▶ _To do_:
Quote all entries exactly, leaving pictures aside.

▶ _Entries supplied_:

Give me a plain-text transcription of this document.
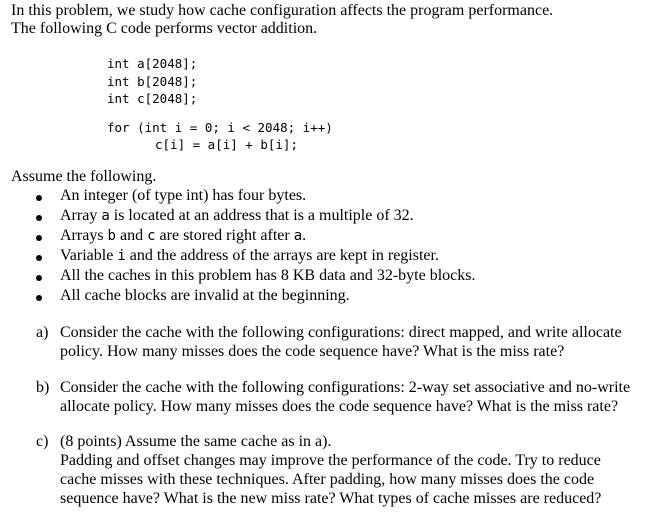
In this problem, we study how cache configuration affects the program performance.
The following C code performs vector addition.
int a[2048];
int b[2048];
int c[2048];
for (int i = 0; i < 2048; i++)
c[i] = a[i] + b[i];
Assume the following.
An integer (of type int) has four bytes.
Array a is located at an address that is a multiple of 32.
Arrays b and c are stored right after a.
Variable i and the address of the arrays are kept in register.
All the caches in this problem has 8 KB data and 32-byte blocks.
All cache blocks are invalid at the beginning.
a) Consider the cache with the following configurations: direct mapped, and write allocate
policy. How many misses does the code sequence have? What is the miss rate?
b) Consider the cache with the following configurations: 2-way set associative and no-write
allocate policy. How many misses does the code sequence have? What is the miss rate?
c) (8 points) Assume the same cache as in a).
Padding and offset changes may improve the performance of the code. Try to reduce
cache misses with these techniques. After padding, how many misses does the code
sequence have? What is the new miss rate? What types of cache misses are reduced?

▶ _Completed exercise_:
Give me a plain-text transcription of this document.
In this problem, we study how cache configuration affects the program performance.
The following C code performs vector addition.
int a[2048];
int b[2048];
int c[2048];
for (int i = 0; i < 2048; i++)
c[i] = a[i] + b[i];
Assume the following.
An integer (of type int) has four bytes.
Array a is located at an address that is a multiple of 32.
Arrays b and c are stored right after a.
Variable i and the address of the arrays are kept in register.
All the caches in this problem has 8 KB data and 32-byte blocks.
All cache blocks are invalid at the beginning.
a) Consider the cache with the following configurations: direct mapped, and write allocate
policy. How many misses does the code sequence have? What is the miss rate?
b) Consider the cache with the following configurations: 2-way set associative and no-write
allocate policy. How many misses does the code sequence have? What is the miss rate?
c) (8 points) Assume the same cache as in a).
Padding and offset changes may improve the performance of the code. Try to reduce
cache misses with these techniques. After padding, how many misses does the code
sequence have? What is the new miss rate? What types of cache misses are reduced?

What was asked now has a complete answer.